-- start of Listed records --
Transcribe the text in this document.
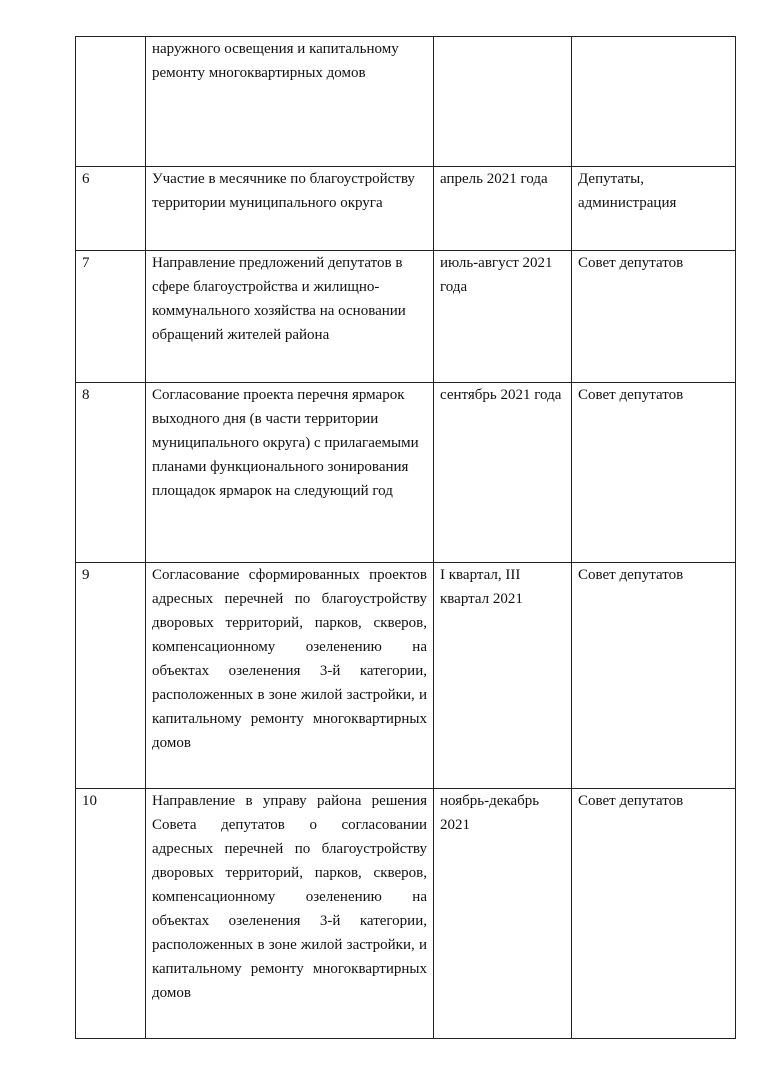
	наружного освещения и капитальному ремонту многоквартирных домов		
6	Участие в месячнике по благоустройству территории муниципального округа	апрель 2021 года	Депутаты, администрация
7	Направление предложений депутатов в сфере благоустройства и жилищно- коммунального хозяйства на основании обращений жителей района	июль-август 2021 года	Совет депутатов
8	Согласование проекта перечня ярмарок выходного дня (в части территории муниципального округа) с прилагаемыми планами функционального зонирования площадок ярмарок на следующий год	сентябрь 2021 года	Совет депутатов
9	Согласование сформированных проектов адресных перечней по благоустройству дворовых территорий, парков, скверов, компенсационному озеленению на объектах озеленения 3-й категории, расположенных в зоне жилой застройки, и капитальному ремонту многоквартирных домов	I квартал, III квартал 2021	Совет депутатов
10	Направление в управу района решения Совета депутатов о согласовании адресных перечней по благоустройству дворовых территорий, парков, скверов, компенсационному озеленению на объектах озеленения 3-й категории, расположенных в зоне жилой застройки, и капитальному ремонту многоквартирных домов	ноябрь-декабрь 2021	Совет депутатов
-- end of Listed records --
-- start of Listed records --
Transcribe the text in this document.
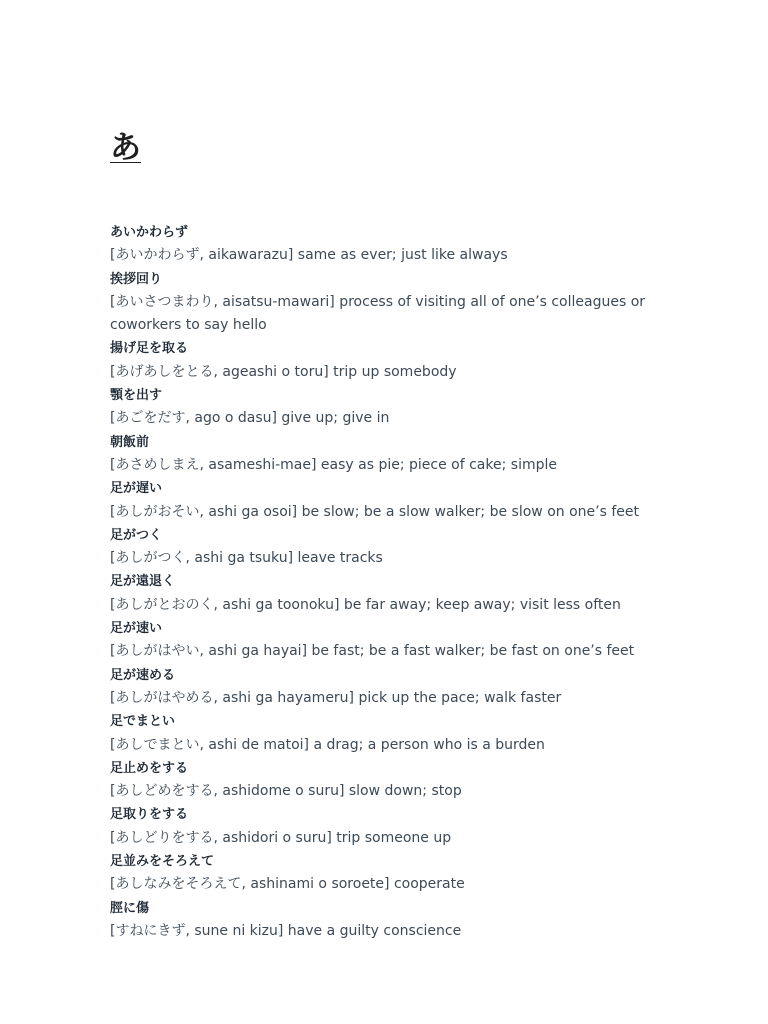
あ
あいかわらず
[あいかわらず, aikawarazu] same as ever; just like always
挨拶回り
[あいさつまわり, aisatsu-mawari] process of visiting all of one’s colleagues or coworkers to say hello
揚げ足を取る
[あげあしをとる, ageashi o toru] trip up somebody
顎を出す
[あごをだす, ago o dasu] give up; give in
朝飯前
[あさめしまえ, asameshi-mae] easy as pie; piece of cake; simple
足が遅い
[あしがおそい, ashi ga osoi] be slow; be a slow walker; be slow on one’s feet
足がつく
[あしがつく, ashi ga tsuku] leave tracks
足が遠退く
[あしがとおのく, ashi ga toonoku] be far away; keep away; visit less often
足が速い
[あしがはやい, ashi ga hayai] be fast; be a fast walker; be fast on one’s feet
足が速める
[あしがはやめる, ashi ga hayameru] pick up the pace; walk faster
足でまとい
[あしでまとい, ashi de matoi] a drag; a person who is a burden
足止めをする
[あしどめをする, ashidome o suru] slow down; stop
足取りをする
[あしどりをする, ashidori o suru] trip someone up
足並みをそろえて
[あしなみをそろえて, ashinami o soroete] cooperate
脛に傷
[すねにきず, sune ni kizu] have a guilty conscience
-- end of Listed records --
## Exercise objective
Write out every line of the entries that holds the word "walker".

## Response to the task
[あしがおそい, ashi ga osoi] be slow; be a slow walker; be slow on one’s feet
[あしがはやい, ashi ga hayai] be fast; be a fast walker; be fast on one’s feet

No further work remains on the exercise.